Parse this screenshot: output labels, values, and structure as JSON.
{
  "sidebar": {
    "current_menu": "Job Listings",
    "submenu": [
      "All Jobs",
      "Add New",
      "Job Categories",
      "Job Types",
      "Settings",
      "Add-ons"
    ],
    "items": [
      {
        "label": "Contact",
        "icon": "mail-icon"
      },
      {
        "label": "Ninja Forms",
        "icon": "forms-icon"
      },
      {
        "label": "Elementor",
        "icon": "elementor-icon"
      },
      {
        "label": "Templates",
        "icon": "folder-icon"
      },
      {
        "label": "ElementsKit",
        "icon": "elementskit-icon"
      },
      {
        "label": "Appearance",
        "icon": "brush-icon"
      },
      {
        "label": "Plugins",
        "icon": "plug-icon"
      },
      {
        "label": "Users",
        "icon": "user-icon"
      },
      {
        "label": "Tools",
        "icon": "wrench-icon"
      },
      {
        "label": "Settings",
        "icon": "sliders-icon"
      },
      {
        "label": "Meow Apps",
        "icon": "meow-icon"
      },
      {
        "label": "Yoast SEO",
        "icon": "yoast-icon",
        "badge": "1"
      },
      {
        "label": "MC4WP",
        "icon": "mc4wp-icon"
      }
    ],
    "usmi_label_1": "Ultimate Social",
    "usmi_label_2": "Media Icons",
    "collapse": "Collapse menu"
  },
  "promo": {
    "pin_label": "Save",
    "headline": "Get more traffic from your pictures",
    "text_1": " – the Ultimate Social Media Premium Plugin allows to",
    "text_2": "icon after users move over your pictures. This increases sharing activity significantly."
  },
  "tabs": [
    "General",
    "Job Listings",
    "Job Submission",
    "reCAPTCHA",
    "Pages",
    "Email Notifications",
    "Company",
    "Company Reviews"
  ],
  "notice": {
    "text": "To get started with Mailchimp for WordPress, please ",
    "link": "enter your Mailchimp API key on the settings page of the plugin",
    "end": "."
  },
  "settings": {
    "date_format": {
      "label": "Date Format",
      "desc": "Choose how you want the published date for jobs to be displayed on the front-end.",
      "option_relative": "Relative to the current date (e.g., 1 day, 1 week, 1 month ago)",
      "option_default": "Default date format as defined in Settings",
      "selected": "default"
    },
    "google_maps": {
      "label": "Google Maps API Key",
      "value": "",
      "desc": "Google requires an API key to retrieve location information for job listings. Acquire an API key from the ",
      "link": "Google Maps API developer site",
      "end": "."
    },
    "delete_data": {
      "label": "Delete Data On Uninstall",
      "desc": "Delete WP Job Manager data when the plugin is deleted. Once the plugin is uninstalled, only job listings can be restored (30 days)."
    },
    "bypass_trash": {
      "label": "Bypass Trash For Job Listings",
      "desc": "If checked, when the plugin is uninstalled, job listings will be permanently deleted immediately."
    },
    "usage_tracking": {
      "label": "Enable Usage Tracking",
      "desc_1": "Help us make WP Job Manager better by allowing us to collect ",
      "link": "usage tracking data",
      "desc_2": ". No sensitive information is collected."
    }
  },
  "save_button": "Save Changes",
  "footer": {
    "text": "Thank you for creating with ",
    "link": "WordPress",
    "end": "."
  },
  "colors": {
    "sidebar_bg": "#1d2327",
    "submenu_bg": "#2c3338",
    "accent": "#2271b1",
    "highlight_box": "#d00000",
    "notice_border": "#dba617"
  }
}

-----

● To do
Which lines hold the word "deleted"? Copy each of them from the records.

● Task solution
      "desc": "Delete WP Job Manager data when the plugin is deleted. Once the plugin is uninstalled, only job listings can be restored (30 days)."
      "desc": "If checked, when the plugin is uninstalled, job listings will be permanently deleted immediately."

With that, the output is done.